DIRECTIONS FOR THIS TASK
Write out each line of the data as a JSON list of strings, one string per line, from the first line up to and including the line with "app-scroll-left-button[interactable]: < [123,52,143,104]". Leave out blank lines.

::::::

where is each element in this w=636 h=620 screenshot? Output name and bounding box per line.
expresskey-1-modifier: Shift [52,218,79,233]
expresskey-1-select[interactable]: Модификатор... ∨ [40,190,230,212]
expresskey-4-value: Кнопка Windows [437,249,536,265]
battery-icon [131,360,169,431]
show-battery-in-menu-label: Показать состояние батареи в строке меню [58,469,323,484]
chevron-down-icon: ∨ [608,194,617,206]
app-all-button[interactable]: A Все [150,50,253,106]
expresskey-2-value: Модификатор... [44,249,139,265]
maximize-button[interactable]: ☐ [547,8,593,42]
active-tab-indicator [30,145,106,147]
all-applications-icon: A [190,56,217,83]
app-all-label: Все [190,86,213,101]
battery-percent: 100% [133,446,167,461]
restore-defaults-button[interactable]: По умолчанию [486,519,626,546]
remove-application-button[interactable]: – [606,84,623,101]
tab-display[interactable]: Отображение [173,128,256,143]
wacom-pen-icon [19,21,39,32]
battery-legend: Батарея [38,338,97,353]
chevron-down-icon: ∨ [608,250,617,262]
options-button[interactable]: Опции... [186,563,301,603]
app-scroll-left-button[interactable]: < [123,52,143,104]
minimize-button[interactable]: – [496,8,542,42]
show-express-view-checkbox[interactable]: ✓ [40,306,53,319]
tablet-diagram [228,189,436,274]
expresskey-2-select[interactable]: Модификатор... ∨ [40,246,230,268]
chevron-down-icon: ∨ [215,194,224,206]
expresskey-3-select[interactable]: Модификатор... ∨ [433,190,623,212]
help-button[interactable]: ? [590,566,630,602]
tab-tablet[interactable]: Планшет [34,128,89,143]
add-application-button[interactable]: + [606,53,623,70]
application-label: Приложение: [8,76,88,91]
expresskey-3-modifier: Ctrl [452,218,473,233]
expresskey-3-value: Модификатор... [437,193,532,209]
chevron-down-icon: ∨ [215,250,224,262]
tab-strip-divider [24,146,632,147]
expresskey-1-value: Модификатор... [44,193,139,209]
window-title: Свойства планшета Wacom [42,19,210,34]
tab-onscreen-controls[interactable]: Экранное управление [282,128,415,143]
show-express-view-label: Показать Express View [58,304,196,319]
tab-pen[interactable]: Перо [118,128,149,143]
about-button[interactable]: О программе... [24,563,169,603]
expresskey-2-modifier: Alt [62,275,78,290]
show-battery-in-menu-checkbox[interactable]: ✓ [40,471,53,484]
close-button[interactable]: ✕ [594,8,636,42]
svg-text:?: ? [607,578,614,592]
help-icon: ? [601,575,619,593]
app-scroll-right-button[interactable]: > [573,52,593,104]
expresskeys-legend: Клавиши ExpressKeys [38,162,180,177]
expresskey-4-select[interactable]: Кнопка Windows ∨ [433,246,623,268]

::::::

THE REPLY
[
  "where is each element in this w=636 h=620 screenshot? Output name and bounding box per line.",
  "expresskey-1-modifier: Shift [52,218,79,233]",
  "expresskey-1-select[interactable]: Модификатор... ∨ [40,190,230,212]",
  "expresskey-4-value: Кнопка Windows [437,249,536,265]",
  "battery-icon [131,360,169,431]",
  "show-battery-in-menu-label: Показать состояние батареи в строке меню [58,469,323,484]",
  "chevron-down-icon: ∨ [608,194,617,206]",
  "app-all-button[interactable]: A Все [150,50,253,106]",
  "expresskey-2-value: Модификатор... [44,249,139,265]",
  "maximize-button[interactable]: ☐ [547,8,593,42]",
  "active-tab-indicator [30,145,106,147]",
  "all-applications-icon: A [190,56,217,83]",
  "app-all-label: Все [190,86,213,101]",
  "battery-percent: 100% [133,446,167,461]",
  "restore-defaults-button[interactable]: По умолчанию [486,519,626,546]",
  "remove-application-button[interactable]: – [606,84,623,101]",
  "tab-display[interactable]: Отображение [173,128,256,143]",
  "wacom-pen-icon [19,21,39,32]",
  "battery-legend: Батарея [38,338,97,353]",
  "chevron-down-icon: ∨ [608,250,617,262]",
  "options-button[interactable]: Опции... [186,563,301,603]",
  "app-scroll-left-button[interactable]: < [123,52,143,104]"
]